» **RECORDS FOR THIS TASK**:
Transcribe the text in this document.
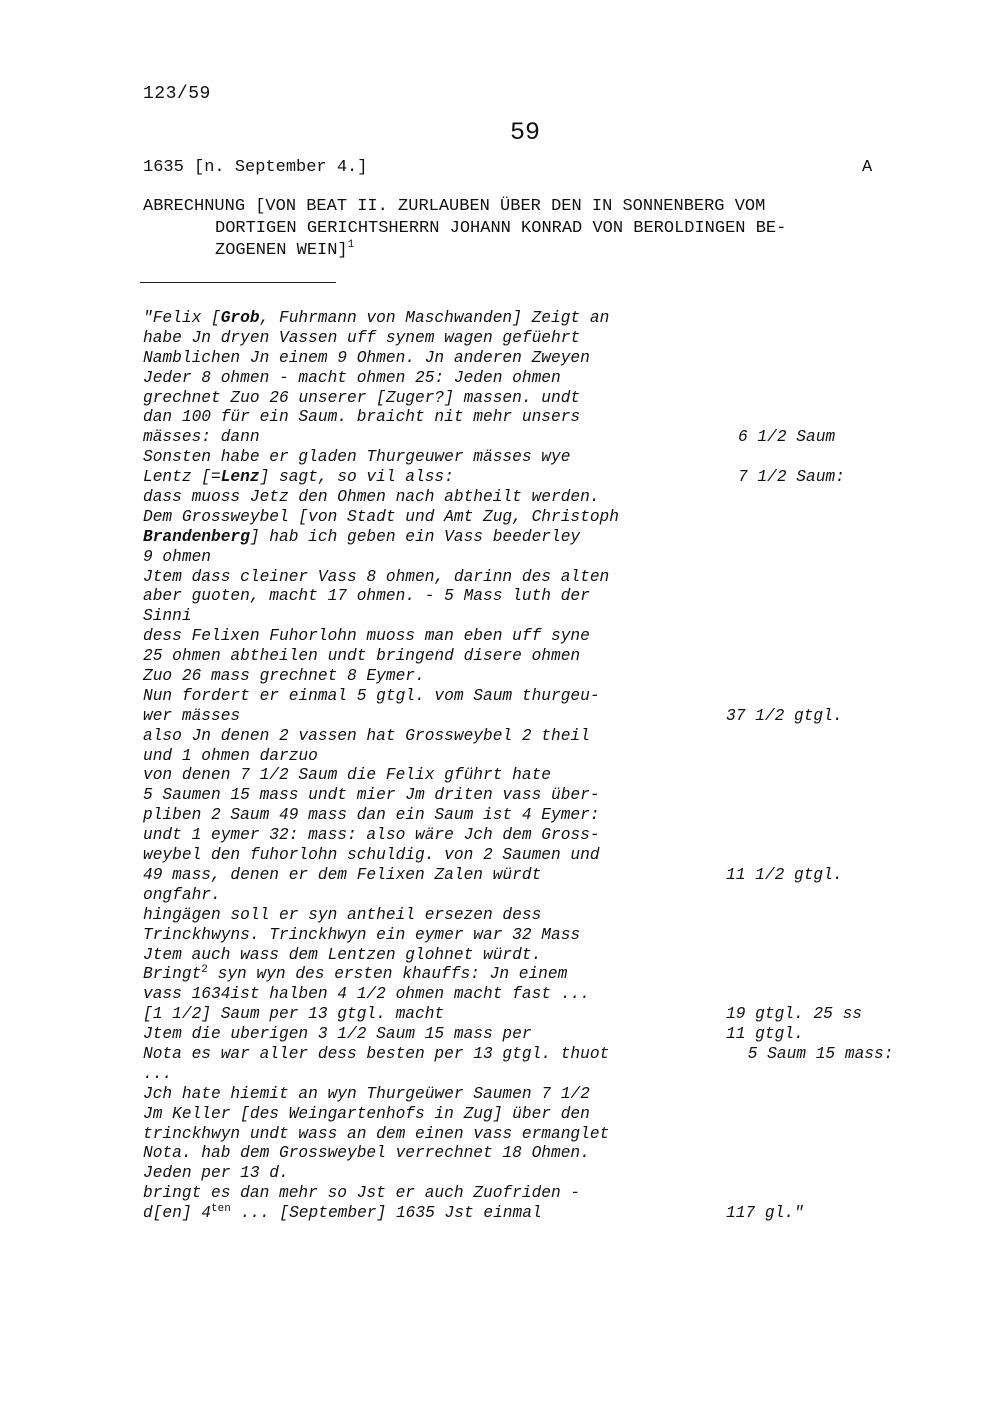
123/59
59
1635 [n. September 4.]	A
ABRECHNUNG [VON BEAT II. ZURLAUBEN ÜBER DEN IN SONNENBERG VOM
DORTIGEN GERICHTSHERRN JOHANN KONRAD VON BEROLDINGEN BE-
ZOGENEN WEIN]$^1$
"Felix [Grob, Fuhrmann von Maschwanden] Zeigt an
habe Jn dryen Vassen uff synem wagen gefüehrt
Namblichen Jn einem 9 Ohmen. Jn anderen Zweyen
Jeder 8 ohmen - macht ohmen 25: Jeden ohmen
grechnet Zuo 26 unserer [Zuger?] massen. undt
dan 100 für ein Saum. braicht nit mehr unsers
mässes: dann	6 1/2 Saum
Sonsten habe er gladen Thurgeuwer mässes wye
Lentz [=Lenz] sagt, so vil alss:	7 1/2 Saum:
dass muoss Jetz den Ohmen nach abtheilt werden.
Dem Grossweybel [von Stadt und Amt Zug, Christoph
Brandenberg] hab ich geben ein Vass beederley
9 ohmen
Jtem dass cleiner Vass 8 ohmen, darinn des alten
aber guoten, macht 17 ohmen. - 5 Mass luth der
Sinni
dess Felixen Fuhorlohn muoss man eben uff syne
25 ohmen abtheilen undt bringend disere ohmen
Zuo 26 mass grechnet 8 Eymer.
Nun fordert er einmal 5 gtgl. vom Saum thurgeu-
wer mässes	37 1/2 gtgl.
also Jn denen 2 vassen hat Grossweybel 2 theil
und 1 ohmen darzuo
von denen 7 1/2 Saum die Felix gführt hate
5 Saumen 15 mass undt mier Jm driten vass über-
pliben 2 Saum 49 mass dan ein Saum ist 4 Eymer:
undt 1 eymer 32: mass: also wäre Jch dem Gross-
weybel den fuhorlohn schuldig. von 2 Saumen und
49 mass, denen er dem Felixen Zalen würdt	11 1/2 gtgl.
ongfahr.
hingägen soll er syn antheil ersezen dess
Trinckhwyns. Trinckhwyn ein eymer war 32 Mass
Jtem auch wass dem Lentzen glohnet würdt.
Bringt$^2$ syn wyn des ersten khauffs: Jn einem
vass 1634ist halben 4 1/2 ohmen macht fast ...
[1 1/2] Saum per 13 gtgl. macht	19 gtgl. 25 ss
Jtem die uberigen 3 1/2 Saum 15 mass per	11 gtgl.
Nota es war aller dess besten per 13 gtgl. thuot	5 Saum 15 mass:
...
Jch hate hiemit an wyn Thurgeüwer Saumen 7 1/2
Jm Keller [des Weingartenhofs in Zug] über den
trinckhwyn undt wass an dem einen vass ermanglet
Nota. hab dem Grossweybel verrechnet 18 Ohmen.
Jeden per 13 d.
bringt es dan mehr so Jst er auch Zuofriden -
d[en] $4^{ten}$ ... [September] 1635 Jst einmal	117 gl."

» **DIRECTION**: Count the lines that hold the string "mehr" and state that number alone.

» **OUTPUT FOR THIS EXERCISE**: 2